Required work: Reproduce the records below in full and word for word, excluding pictures.

[Data records]
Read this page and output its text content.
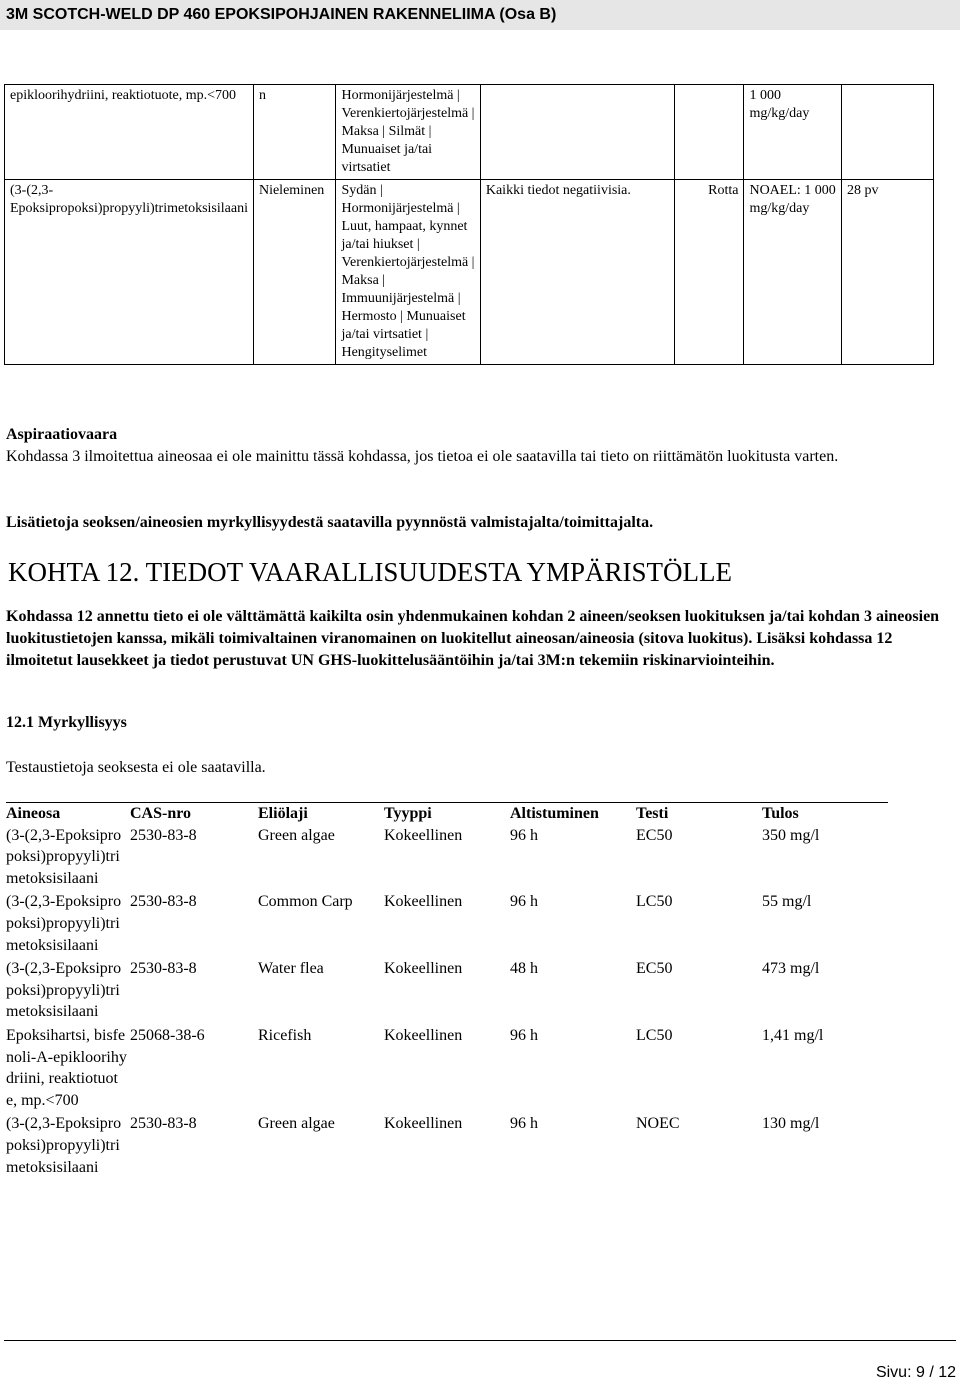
3M SCOTCH-WELD DP 460 EPOKSIPOHJAINEN RAKENNELIIMA (Osa B)
epikloorihydriini, reaktiotuote, mp.<700	n	Hormonijärjestelmä | Verenkiertojärjestelmä | Maksa | Silmät | Munuaiset ja/tai virtsatiet			1 000 mg/kg/day	
(3-(2,3-Epoksipropoksi)propyyli)trimetoksisilaani	Nieleminen	Sydän | Hormonijärjestelmä | Luut, hampaat, kynnet ja/tai hiukset | Verenkiertojärjestelmä | Maksa | Immuunijärjestelmä | Hermosto | Munuaiset ja/tai virtsatiet | Hengityselimet	Kaikki tiedot negatiivisia.	Rotta	NOAEL: 1 000 mg/kg/day	28 pv
Aspiraatiovaara
Kohdassa 3 ilmoitettua aineosaa ei ole mainittu tässä kohdassa, jos tietoa ei ole saatavilla tai tieto on riittämätön luokitusta varten.
Lisätietoja seoksen/aineosien myrkyllisyydestä saatavilla pyynnöstä valmistajalta/toimittajalta.
KOHTA 12. TIEDOT VAARALLISUUDESTA YMPÄRISTÖLLE
Kohdassa 12 annettu tieto ei ole välttämättä kaikilta osin yhdenmukainen kohdan 2 aineen/seoksen luokituksen ja/tai kohdan 3 aineosien luokitustietojen kanssa, mikäli toimivaltainen viranomainen on luokitellut aineosan/aineosia (sitova luokitus). Lisäksi kohdassa 12 ilmoitetut lausekkeet ja tiedot perustuvat UN GHS-luokittelusääntöihin ja/tai 3M:n tekemiin riskinarviointeihin.
12.1 Myrkyllisyys
Testaustietoja seoksesta ei ole saatavilla.
Aineosa	CAS-nro	Eliölaji	Tyyppi	Altistuminen	Testi	Tulos
(3-(2,3-Epoksipropoksi)propyyli)trimetoksisilaani	2530-83-8	Green algae	Kokeellinen	96 h	EC50	350 mg/l
(3-(2,3-Epoksipropoksi)propyyli)trimetoksisilaani	2530-83-8	Common Carp	Kokeellinen	96 h	LC50	55 mg/l
(3-(2,3-Epoksipropoksi)propyyli)trimetoksisilaani	2530-83-8	Water flea	Kokeellinen	48 h	EC50	473 mg/l
Epoksihartsi, bisfenoli-A-epikloorihydriini, reaktiotuote, mp.<700	25068-38-6	Ricefish	Kokeellinen	96 h	LC50	1,41 mg/l
(3-(2,3-Epoksipropoksi)propyyli)trimetoksisilaani	2530-83-8	Green algae	Kokeellinen	96 h	NOEC	130 mg/l
Sivu: 9 / 12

Output for this exercise:
Read this page and output its text content.
3M SCOTCH-WELD DP 460 EPOKSIPOHJAINEN RAKENNELIIMA (Osa B)
epikloorihydriini, reaktiotuote, mp.<700	n	Hormonijärjestelmä | Verenkiertojärjestelmä | Maksa | Silmät | Munuaiset ja/tai virtsatiet			1 000 mg/kg/day	
(3-(2,3-Epoksipropoksi)propyyli)trimetoksisilaani	Nieleminen	Sydän | Hormonijärjestelmä | Luut, hampaat, kynnet ja/tai hiukset | Verenkiertojärjestelmä | Maksa | Immuunijärjestelmä | Hermosto | Munuaiset ja/tai virtsatiet | Hengityselimet	Kaikki tiedot negatiivisia.	Rotta	NOAEL: 1 000 mg/kg/day	28 pv
Aspiraatiovaara
Kohdassa 3 ilmoitettua aineosaa ei ole mainittu tässä kohdassa, jos tietoa ei ole saatavilla tai tieto on riittämätön luokitusta varten.
Lisätietoja seoksen/aineosien myrkyllisyydestä saatavilla pyynnöstä valmistajalta/toimittajalta.
KOHTA 12. TIEDOT VAARALLISUUDESTA YMPÄRISTÖLLE
Kohdassa 12 annettu tieto ei ole välttämättä kaikilta osin yhdenmukainen kohdan 2 aineen/seoksen luokituksen ja/tai kohdan 3 aineosien luokitustietojen kanssa, mikäli toimivaltainen viranomainen on luokitellut aineosan/aineosia (sitova luokitus). Lisäksi kohdassa 12 ilmoitetut lausekkeet ja tiedot perustuvat UN GHS-luokittelusääntöihin ja/tai 3M:n tekemiin riskinarviointeihin.
12.1 Myrkyllisyys
Testaustietoja seoksesta ei ole saatavilla.
Aineosa	CAS-nro	Eliölaji	Tyyppi	Altistuminen	Testi	Tulos
(3-(2,3-Epoksipropoksi)propyyli)trimetoksisilaani	2530-83-8	Green algae	Kokeellinen	96 h	EC50	350 mg/l
(3-(2,3-Epoksipropoksi)propyyli)trimetoksisilaani	2530-83-8	Common Carp	Kokeellinen	96 h	LC50	55 mg/l
(3-(2,3-Epoksipropoksi)propyyli)trimetoksisilaani	2530-83-8	Water flea	Kokeellinen	48 h	EC50	473 mg/l
Epoksihartsi, bisfenoli-A-epikloorihydriini, reaktiotuote, mp.<700	25068-38-6	Ricefish	Kokeellinen	96 h	LC50	1,41 mg/l
(3-(2,3-Epoksipropoksi)propyyli)trimetoksisilaani	2530-83-8	Green algae	Kokeellinen	96 h	NOEC	130 mg/l
Sivu: 9 / 12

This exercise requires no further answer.